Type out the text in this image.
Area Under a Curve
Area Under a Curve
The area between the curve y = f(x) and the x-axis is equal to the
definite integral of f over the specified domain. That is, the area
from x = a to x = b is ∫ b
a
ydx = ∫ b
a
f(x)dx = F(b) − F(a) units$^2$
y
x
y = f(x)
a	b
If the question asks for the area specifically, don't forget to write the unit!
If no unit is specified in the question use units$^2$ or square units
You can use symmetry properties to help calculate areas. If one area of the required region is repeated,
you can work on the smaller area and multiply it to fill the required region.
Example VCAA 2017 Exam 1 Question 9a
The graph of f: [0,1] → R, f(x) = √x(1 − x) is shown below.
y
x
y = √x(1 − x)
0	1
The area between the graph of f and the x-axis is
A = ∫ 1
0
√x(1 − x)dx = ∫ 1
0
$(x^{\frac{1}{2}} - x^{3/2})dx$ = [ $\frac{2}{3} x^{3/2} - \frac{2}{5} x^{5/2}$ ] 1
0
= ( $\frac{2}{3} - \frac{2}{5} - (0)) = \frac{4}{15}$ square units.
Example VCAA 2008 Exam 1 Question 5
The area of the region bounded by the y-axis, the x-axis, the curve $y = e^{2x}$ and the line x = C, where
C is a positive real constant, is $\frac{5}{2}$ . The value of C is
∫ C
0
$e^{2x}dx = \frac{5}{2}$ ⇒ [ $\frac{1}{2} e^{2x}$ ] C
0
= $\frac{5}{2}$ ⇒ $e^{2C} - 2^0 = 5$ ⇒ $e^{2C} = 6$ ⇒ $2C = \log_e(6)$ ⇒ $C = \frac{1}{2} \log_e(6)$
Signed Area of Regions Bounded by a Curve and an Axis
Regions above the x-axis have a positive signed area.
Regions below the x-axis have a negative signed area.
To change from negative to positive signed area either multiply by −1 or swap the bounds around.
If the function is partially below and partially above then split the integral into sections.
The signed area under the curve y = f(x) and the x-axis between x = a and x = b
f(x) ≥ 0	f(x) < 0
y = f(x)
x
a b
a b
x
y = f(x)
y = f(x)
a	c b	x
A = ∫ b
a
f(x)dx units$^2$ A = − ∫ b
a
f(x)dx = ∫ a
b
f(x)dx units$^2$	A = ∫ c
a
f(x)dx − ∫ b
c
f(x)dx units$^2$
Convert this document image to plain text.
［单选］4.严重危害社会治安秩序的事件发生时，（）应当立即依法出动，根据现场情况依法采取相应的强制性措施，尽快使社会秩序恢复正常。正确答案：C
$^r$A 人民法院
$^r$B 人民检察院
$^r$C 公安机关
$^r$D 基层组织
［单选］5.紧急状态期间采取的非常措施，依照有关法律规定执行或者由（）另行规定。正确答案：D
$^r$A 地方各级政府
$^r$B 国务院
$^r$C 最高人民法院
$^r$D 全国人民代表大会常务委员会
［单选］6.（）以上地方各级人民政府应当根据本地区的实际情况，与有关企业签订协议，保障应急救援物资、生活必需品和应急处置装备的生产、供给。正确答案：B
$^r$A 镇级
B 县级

EXERCISE DESCRIPTION -
Extract all the entries word for word.

RESULT FOR THIS EXERCISE -
Type out the text in this image.
Area Under a Curve
Area Under a Curve
The area between the curve y = f(x) and the x-axis is equal to the
definite integral of f over the specified domain. That is, the area
from x = a to x = b is ∫ b
a
ydx = ∫ b
a
f(x)dx = F(b) − F(a) units$^2$
y
x
y = f(x)
a	b
If the question asks for the area specifically, don't forget to write the unit!
If no unit is specified in the question use units$^2$ or square units
You can use symmetry properties to help calculate areas. If one area of the required region is repeated,
you can work on the smaller area and multiply it to fill the required region.
Example VCAA 2017 Exam 1 Question 9a
The graph of f: [0,1] → R, f(x) = √x(1 − x) is shown below.
y
x
y = √x(1 − x)
0	1
The area between the graph of f and the x-axis is
A = ∫ 1
0
√x(1 − x)dx = ∫ 1
0
$(x^{\frac{1}{2}} - x^{3/2})dx$ = [ $\frac{2}{3} x^{3/2} - \frac{2}{5} x^{5/2}$ ] 1
0
= ( $\frac{2}{3} - \frac{2}{5} - (0)) = \frac{4}{15}$ square units.
Example VCAA 2008 Exam 1 Question 5
The area of the region bounded by the y-axis, the x-axis, the curve $y = e^{2x}$ and the line x = C, where
C is a positive real constant, is $\frac{5}{2}$ . The value of C is
∫ C
0
$e^{2x}dx = \frac{5}{2}$ ⇒ [ $\frac{1}{2} e^{2x}$ ] C
0
= $\frac{5}{2}$ ⇒ $e^{2C} - 2^0 = 5$ ⇒ $e^{2C} = 6$ ⇒ $2C = \log_e(6)$ ⇒ $C = \frac{1}{2} \log_e(6)$
Signed Area of Regions Bounded by a Curve and an Axis
Regions above the x-axis have a positive signed area.
Regions below the x-axis have a negative signed area.
To change from negative to positive signed area either multiply by −1 or swap the bounds around.
If the function is partially below and partially above then split the integral into sections.
The signed area under the curve y = f(x) and the x-axis between x = a and x = b
f(x) ≥ 0	f(x) < 0
y = f(x)
x
a b
a b
x
y = f(x)
y = f(x)
a	c b	x
A = ∫ b
a
f(x)dx units$^2$ A = − ∫ b
a
f(x)dx = ∫ a
b
f(x)dx units$^2$	A = ∫ c
a
f(x)dx − ∫ b
c
f(x)dx units$^2$
Convert this document image to plain text.
［单选］4.严重危害社会治安秩序的事件发生时，（）应当立即依法出动，根据现场情况依法采取相应的强制性措施，尽快使社会秩序恢复正常。正确答案：C
$^r$A 人民法院
$^r$B 人民检察院
$^r$C 公安机关
$^r$D 基层组织
［单选］5.紧急状态期间采取的非常措施，依照有关法律规定执行或者由（）另行规定。正确答案：D
$^r$A 地方各级政府
$^r$B 国务院
$^r$C 最高人民法院
$^r$D 全国人民代表大会常务委员会
［单选］6.（）以上地方各级人民政府应当根据本地区的实际情况，与有关企业签订协议，保障应急救援物资、生活必需品和应急处置装备的生产、供给。正确答案：B
$^r$A 镇级
B 县级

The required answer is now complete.